### GOAL:
Present every line in which the string "image" appears.

### GIVEN DATA:

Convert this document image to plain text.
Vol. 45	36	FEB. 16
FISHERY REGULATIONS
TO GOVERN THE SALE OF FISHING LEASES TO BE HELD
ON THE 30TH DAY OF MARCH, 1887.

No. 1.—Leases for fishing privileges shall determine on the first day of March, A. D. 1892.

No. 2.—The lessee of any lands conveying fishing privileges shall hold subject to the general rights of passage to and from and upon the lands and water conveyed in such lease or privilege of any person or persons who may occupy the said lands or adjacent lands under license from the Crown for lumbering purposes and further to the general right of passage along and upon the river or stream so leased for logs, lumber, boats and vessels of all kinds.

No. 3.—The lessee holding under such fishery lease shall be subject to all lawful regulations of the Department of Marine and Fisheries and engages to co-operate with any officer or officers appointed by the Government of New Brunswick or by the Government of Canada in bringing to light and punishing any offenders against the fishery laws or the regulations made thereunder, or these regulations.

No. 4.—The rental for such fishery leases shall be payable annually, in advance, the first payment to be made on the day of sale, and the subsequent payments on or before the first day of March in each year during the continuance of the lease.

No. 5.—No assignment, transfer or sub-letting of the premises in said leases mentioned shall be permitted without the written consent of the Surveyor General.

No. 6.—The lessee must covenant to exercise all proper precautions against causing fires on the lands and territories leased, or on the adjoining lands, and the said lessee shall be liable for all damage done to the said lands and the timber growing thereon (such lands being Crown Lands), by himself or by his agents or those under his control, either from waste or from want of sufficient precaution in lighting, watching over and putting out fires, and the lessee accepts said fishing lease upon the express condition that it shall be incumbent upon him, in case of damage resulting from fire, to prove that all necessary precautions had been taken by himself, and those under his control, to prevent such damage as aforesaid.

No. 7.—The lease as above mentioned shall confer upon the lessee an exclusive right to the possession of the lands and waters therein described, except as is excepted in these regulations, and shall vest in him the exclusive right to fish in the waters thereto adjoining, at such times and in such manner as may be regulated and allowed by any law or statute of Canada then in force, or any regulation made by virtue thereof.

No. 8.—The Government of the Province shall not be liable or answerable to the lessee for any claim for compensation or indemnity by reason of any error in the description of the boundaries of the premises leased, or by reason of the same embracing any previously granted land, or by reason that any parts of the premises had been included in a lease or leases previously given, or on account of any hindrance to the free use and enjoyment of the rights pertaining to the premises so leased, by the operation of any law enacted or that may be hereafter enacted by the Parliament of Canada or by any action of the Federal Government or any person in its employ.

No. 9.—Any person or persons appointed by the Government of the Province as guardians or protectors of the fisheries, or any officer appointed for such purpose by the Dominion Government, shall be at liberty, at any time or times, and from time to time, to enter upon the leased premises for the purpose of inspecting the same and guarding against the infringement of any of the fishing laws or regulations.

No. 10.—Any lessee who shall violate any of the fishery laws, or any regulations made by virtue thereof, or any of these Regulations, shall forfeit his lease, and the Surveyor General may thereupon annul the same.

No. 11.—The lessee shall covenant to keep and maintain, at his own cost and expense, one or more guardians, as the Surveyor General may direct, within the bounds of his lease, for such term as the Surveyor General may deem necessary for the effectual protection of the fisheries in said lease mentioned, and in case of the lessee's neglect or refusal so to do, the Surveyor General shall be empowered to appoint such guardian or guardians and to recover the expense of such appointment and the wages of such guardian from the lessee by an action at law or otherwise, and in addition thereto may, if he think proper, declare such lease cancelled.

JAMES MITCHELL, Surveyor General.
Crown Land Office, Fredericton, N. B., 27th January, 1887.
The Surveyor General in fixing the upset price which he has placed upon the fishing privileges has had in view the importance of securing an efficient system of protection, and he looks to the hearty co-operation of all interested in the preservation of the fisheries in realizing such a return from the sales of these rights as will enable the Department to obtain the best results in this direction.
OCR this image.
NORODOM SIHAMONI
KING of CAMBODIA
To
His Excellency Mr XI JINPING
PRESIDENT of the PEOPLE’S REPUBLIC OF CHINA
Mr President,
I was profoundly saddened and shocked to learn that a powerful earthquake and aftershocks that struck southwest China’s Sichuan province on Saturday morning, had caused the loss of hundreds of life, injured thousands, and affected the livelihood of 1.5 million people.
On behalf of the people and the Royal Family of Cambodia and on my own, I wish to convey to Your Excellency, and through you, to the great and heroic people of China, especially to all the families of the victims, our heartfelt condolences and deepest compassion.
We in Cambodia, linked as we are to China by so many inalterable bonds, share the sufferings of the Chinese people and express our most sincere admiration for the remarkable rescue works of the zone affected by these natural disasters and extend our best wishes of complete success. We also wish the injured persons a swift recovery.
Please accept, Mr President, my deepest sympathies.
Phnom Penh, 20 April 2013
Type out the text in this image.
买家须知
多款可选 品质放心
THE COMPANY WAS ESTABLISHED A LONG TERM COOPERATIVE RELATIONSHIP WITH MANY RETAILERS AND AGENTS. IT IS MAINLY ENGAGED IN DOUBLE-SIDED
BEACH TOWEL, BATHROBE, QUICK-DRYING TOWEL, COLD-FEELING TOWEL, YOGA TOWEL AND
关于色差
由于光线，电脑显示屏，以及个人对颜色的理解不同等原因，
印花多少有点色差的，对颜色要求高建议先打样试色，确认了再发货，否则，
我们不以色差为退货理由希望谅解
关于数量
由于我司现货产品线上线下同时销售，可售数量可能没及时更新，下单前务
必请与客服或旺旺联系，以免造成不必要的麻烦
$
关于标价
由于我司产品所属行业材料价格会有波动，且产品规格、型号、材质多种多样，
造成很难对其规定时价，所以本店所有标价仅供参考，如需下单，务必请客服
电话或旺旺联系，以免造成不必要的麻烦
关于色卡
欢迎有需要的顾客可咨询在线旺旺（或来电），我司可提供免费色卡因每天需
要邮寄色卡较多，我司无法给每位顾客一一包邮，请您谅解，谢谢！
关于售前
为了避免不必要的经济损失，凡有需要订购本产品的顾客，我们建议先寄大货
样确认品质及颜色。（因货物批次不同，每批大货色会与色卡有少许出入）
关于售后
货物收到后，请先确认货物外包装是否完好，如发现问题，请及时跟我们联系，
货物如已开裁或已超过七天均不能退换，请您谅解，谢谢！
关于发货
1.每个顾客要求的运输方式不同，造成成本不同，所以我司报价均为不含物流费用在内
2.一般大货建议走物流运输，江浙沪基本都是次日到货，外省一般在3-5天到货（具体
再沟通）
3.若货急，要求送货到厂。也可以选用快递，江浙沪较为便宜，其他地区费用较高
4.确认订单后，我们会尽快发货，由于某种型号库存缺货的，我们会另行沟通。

### RESPONSE:
Convert this document image to plain text.
OCR this image.
Type out the text in this image.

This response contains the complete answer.